= What is expected =
Return the material word for word. Do not include pictures.
### Records shown ###
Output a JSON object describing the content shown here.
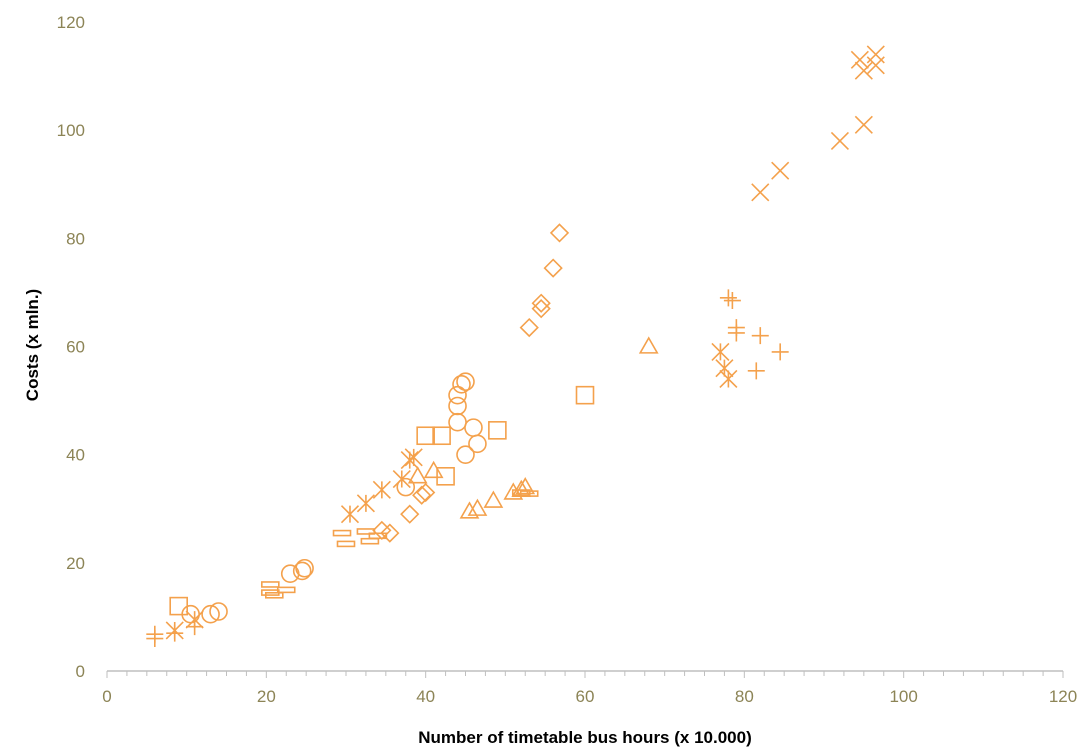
{
  "chart_data": {
    "type": "scatter",
    "xlabel": "Number of timetable bus hours (x 10.000)",
    "ylabel": "Costs (x mln.)",
    "xlim": [
      0,
      120
    ],
    "ylim": [
      0,
      120
    ],
    "xticks": [
      "0",
      "20",
      "40",
      "60",
      "80",
      "100",
      "120"
    ],
    "yticks": [
      "0",
      "20",
      "40",
      "60",
      "80",
      "100",
      "120"
    ],
    "grid": false,
    "legend": "none",
    "colors": {
      "marker": "#F4A14C",
      "tick_label": "#8C8456",
      "axis": "#BFBFBF",
      "title": "#000000"
    },
    "series": [
      {
        "marker": "x-cross",
        "points": [
          [
            94.5,
            113
          ],
          [
            95,
            111
          ],
          [
            96.5,
            114
          ],
          [
            96.5,
            112
          ],
          [
            95,
            101
          ],
          [
            92,
            98
          ],
          [
            84.5,
            92.5
          ],
          [
            82,
            88.5
          ]
        ]
      },
      {
        "marker": "diamond",
        "points": [
          [
            56.8,
            81
          ],
          [
            56,
            74.5
          ],
          [
            54.5,
            68
          ],
          [
            54.5,
            67
          ],
          [
            53,
            63.5
          ],
          [
            38,
            29
          ],
          [
            39.5,
            32.5
          ],
          [
            35.5,
            25.5
          ],
          [
            34.5,
            26
          ],
          [
            40,
            33
          ]
        ]
      },
      {
        "marker": "plus",
        "points": [
          [
            78,
            69
          ],
          [
            78.5,
            68.5
          ],
          [
            79,
            63.5
          ],
          [
            79,
            62.5
          ],
          [
            82,
            62
          ],
          [
            84.5,
            59
          ],
          [
            81.5,
            55.5
          ],
          [
            6,
            6.8
          ],
          [
            6,
            6
          ],
          [
            8.5,
            7
          ],
          [
            11,
            8.2
          ]
        ]
      },
      {
        "marker": "star",
        "points": [
          [
            77,
            59
          ],
          [
            77.5,
            56
          ],
          [
            78,
            54
          ],
          [
            38,
            39
          ],
          [
            38.5,
            39.5
          ],
          [
            37,
            35.5
          ],
          [
            34.5,
            33.5
          ],
          [
            32.5,
            31
          ],
          [
            30.5,
            29
          ],
          [
            8.5,
            7.5
          ],
          [
            11,
            9.5
          ]
        ]
      },
      {
        "marker": "triangle",
        "points": [
          [
            68,
            60
          ],
          [
            52.5,
            34
          ],
          [
            52,
            33.5
          ],
          [
            51,
            33
          ],
          [
            48.5,
            31.5
          ],
          [
            46.5,
            30
          ],
          [
            45.5,
            29.5
          ],
          [
            41,
            37
          ],
          [
            39,
            36
          ]
        ]
      },
      {
        "marker": "square",
        "points": [
          [
            60,
            51
          ],
          [
            49,
            44.5
          ],
          [
            40,
            43.5
          ],
          [
            42,
            43.5
          ],
          [
            42.5,
            36
          ],
          [
            9,
            12
          ]
        ]
      },
      {
        "marker": "circle",
        "points": [
          [
            45,
            53.5
          ],
          [
            44.5,
            53
          ],
          [
            44,
            51
          ],
          [
            44,
            49
          ],
          [
            44,
            46
          ],
          [
            46,
            45
          ],
          [
            46.5,
            42
          ],
          [
            45,
            40
          ],
          [
            37.5,
            34
          ],
          [
            23,
            18
          ],
          [
            24.5,
            18.5
          ],
          [
            24.8,
            19
          ],
          [
            13,
            10.5
          ],
          [
            14,
            11
          ],
          [
            10.5,
            10.5
          ]
        ]
      },
      {
        "marker": "dash",
        "points": [
          [
            29.5,
            25.5
          ],
          [
            30,
            23.5
          ],
          [
            32.5,
            25.8
          ],
          [
            33,
            24
          ],
          [
            34,
            25
          ],
          [
            52,
            33
          ],
          [
            53,
            32.8
          ],
          [
            20.5,
            16
          ],
          [
            20.5,
            14.5
          ],
          [
            21,
            14
          ],
          [
            22.5,
            15
          ]
        ]
      }
    ]
  }
}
###
= Full response =
Output a JSON object describing the content shown here.
{
  "chart_data": {
    "type": "scatter",
    "xlabel": "Number of timetable bus hours (x 10.000)",
    "ylabel": "Costs (x mln.)",
    "xlim": [
      0,
      120
    ],
    "ylim": [
      0,
      120
    ],
    "xticks": [
      "0",
      "20",
      "40",
      "60",
      "80",
      "100",
      "120"
    ],
    "yticks": [
      "0",
      "20",
      "40",
      "60",
      "80",
      "100",
      "120"
    ],
    "grid": false,
    "legend": "none",
    "colors": {
      "marker": "#F4A14C",
      "tick_label": "#8C8456",
      "axis": "#BFBFBF",
      "title": "#000000"
    },
    "series": [
      {
        "marker": "x-cross",
        "points": [
          [
            94.5,
            113
          ],
          [
            95,
            111
          ],
          [
            96.5,
            114
          ],
          [
            96.5,
            112
          ],
          [
            95,
            101
          ],
          [
            92,
            98
          ],
          [
            84.5,
            92.5
          ],
          [
            82,
            88.5
          ]
        ]
      },
      {
        "marker": "diamond",
        "points": [
          [
            56.8,
            81
          ],
          [
            56,
            74.5
          ],
          [
            54.5,
            68
          ],
          [
            54.5,
            67
          ],
          [
            53,
            63.5
          ],
          [
            38,
            29
          ],
          [
            39.5,
            32.5
          ],
          [
            35.5,
            25.5
          ],
          [
            34.5,
            26
          ],
          [
            40,
            33
          ]
        ]
      },
      {
        "marker": "plus",
        "points": [
          [
            78,
            69
          ],
          [
            78.5,
            68.5
          ],
          [
            79,
            63.5
          ],
          [
            79,
            62.5
          ],
          [
            82,
            62
          ],
          [
            84.5,
            59
          ],
          [
            81.5,
            55.5
          ],
          [
            6,
            6.8
          ],
          [
            6,
            6
          ],
          [
            8.5,
            7
          ],
          [
            11,
            8.2
          ]
        ]
      },
      {
        "marker": "star",
        "points": [
          [
            77,
            59
          ],
          [
            77.5,
            56
          ],
          [
            78,
            54
          ],
          [
            38,
            39
          ],
          [
            38.5,
            39.5
          ],
          [
            37,
            35.5
          ],
          [
            34.5,
            33.5
          ],
          [
            32.5,
            31
          ],
          [
            30.5,
            29
          ],
          [
            8.5,
            7.5
          ],
          [
            11,
            9.5
          ]
        ]
      },
      {
        "marker": "triangle",
        "points": [
          [
            68,
            60
          ],
          [
            52.5,
            34
          ],
          [
            52,
            33.5
          ],
          [
            51,
            33
          ],
          [
            48.5,
            31.5
          ],
          [
            46.5,
            30
          ],
          [
            45.5,
            29.5
          ],
          [
            41,
            37
          ],
          [
            39,
            36
          ]
        ]
      },
      {
        "marker": "square",
        "points": [
          [
            60,
            51
          ],
          [
            49,
            44.5
          ],
          [
            40,
            43.5
          ],
          [
            42,
            43.5
          ],
          [
            42.5,
            36
          ],
          [
            9,
            12
          ]
        ]
      },
      {
        "marker": "circle",
        "points": [
          [
            45,
            53.5
          ],
          [
            44.5,
            53
          ],
          [
            44,
            51
          ],
          [
            44,
            49
          ],
          [
            44,
            46
          ],
          [
            46,
            45
          ],
          [
            46.5,
            42
          ],
          [
            45,
            40
          ],
          [
            37.5,
            34
          ],
          [
            23,
            18
          ],
          [
            24.5,
            18.5
          ],
          [
            24.8,
            19
          ],
          [
            13,
            10.5
          ],
          [
            14,
            11
          ],
          [
            10.5,
            10.5
          ]
        ]
      },
      {
        "marker": "dash",
        "points": [
          [
            29.5,
            25.5
          ],
          [
            30,
            23.5
          ],
          [
            32.5,
            25.8
          ],
          [
            33,
            24
          ],
          [
            34,
            25
          ],
          [
            52,
            33
          ],
          [
            53,
            32.8
          ],
          [
            20.5,
            16
          ],
          [
            20.5,
            14.5
          ],
          [
            21,
            14
          ],
          [
            22.5,
            15
          ]
        ]
      }
    ]
  }
}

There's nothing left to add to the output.